#### OBJECTIVE:
Gather every line in the entries below that contains the string "伙伴任意卡".

Entries of boxed elements

====

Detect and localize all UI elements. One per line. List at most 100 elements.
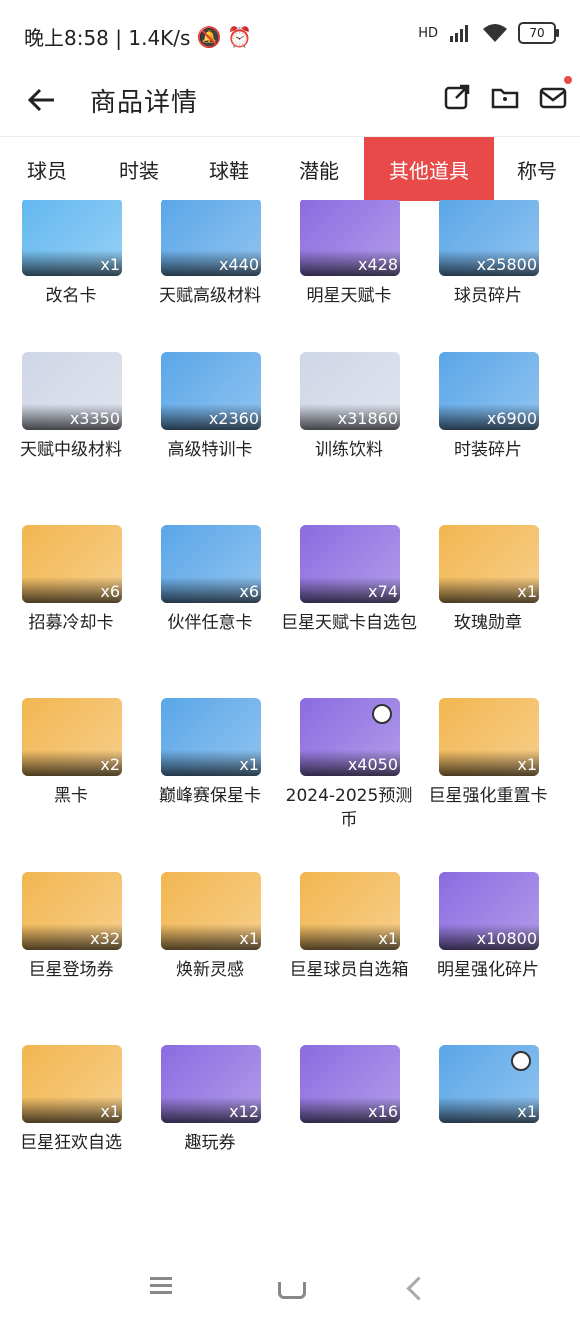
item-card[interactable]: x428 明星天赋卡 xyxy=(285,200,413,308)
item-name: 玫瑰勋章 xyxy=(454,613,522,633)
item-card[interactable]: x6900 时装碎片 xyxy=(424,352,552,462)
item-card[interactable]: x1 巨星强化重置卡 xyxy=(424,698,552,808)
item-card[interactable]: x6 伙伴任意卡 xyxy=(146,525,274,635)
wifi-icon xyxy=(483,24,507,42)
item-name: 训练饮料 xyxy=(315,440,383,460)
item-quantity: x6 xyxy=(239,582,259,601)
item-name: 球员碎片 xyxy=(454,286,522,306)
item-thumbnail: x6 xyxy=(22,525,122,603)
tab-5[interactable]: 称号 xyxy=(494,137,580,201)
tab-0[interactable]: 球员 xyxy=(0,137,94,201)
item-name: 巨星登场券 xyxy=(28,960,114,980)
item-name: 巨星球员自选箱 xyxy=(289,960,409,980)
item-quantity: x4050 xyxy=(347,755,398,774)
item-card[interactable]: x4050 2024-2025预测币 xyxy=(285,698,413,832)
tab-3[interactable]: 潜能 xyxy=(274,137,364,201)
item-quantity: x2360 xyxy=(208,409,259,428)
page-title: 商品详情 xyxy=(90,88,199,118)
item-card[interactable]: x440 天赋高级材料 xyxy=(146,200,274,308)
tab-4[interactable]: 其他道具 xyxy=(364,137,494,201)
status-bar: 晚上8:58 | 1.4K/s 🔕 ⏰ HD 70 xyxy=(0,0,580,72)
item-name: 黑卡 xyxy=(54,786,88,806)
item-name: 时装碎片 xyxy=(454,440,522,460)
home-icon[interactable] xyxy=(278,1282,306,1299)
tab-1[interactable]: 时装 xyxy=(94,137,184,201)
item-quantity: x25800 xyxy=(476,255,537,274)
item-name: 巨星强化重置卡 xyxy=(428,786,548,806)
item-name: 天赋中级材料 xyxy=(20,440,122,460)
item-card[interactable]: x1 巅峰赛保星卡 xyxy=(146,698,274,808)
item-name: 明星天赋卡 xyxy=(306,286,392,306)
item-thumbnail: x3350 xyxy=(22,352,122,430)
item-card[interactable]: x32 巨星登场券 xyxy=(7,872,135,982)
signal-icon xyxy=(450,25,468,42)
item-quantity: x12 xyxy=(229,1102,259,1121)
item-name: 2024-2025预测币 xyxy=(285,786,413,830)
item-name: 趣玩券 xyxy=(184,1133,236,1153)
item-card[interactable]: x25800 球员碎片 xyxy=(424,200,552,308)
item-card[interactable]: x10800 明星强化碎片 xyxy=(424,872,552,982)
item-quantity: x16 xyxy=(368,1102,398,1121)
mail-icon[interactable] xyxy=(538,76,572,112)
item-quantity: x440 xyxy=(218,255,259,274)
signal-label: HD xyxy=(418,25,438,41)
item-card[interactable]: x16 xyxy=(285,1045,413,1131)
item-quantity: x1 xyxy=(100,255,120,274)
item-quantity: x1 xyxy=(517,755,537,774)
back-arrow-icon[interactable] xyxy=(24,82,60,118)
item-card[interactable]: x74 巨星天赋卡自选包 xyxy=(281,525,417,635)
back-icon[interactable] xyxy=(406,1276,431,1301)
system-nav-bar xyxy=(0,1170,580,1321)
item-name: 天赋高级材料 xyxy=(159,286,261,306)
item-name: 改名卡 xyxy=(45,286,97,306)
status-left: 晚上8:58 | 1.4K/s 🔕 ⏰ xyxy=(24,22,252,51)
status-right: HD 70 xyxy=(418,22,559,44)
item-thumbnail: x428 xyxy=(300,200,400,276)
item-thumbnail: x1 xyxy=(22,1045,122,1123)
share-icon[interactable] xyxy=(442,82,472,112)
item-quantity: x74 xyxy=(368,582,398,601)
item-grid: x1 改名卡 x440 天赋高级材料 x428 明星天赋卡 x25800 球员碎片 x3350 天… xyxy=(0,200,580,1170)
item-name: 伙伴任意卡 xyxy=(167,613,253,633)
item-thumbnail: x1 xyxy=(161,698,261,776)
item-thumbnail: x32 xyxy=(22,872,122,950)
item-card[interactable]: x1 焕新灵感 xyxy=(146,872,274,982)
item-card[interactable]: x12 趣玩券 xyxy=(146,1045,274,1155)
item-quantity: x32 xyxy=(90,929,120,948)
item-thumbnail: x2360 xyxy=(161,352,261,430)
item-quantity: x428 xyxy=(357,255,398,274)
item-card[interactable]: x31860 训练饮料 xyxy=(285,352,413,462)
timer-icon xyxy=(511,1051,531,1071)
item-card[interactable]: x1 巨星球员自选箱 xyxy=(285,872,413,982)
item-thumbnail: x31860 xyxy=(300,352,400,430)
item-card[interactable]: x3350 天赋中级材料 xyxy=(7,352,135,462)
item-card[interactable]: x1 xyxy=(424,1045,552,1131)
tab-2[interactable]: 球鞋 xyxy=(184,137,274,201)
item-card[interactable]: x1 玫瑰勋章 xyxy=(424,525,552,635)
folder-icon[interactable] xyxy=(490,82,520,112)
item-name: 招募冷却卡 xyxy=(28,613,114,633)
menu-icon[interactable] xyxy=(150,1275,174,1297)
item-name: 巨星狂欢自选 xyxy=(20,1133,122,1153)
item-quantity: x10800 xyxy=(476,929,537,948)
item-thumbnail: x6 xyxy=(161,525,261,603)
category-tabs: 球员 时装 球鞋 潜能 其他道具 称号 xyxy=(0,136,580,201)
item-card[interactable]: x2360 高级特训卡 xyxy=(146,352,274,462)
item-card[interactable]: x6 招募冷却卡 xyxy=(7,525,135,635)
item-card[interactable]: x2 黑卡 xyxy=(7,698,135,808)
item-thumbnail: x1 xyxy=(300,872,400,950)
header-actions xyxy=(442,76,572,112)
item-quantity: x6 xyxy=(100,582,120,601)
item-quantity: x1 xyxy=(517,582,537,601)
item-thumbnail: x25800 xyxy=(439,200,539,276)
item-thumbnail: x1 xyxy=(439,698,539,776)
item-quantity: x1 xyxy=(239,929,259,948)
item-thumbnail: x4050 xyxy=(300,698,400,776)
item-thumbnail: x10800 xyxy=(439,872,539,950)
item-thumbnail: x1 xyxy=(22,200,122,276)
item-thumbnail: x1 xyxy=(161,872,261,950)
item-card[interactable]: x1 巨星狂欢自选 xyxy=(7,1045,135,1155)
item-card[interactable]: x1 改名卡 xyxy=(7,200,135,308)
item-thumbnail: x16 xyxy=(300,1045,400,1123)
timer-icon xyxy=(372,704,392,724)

====

#### SOLUTION TO THE PROBLEM:
item-card[interactable]: x6 伙伴任意卡 xyxy=(146,525,274,635)
item-name: 伙伴任意卡 xyxy=(167,613,253,633)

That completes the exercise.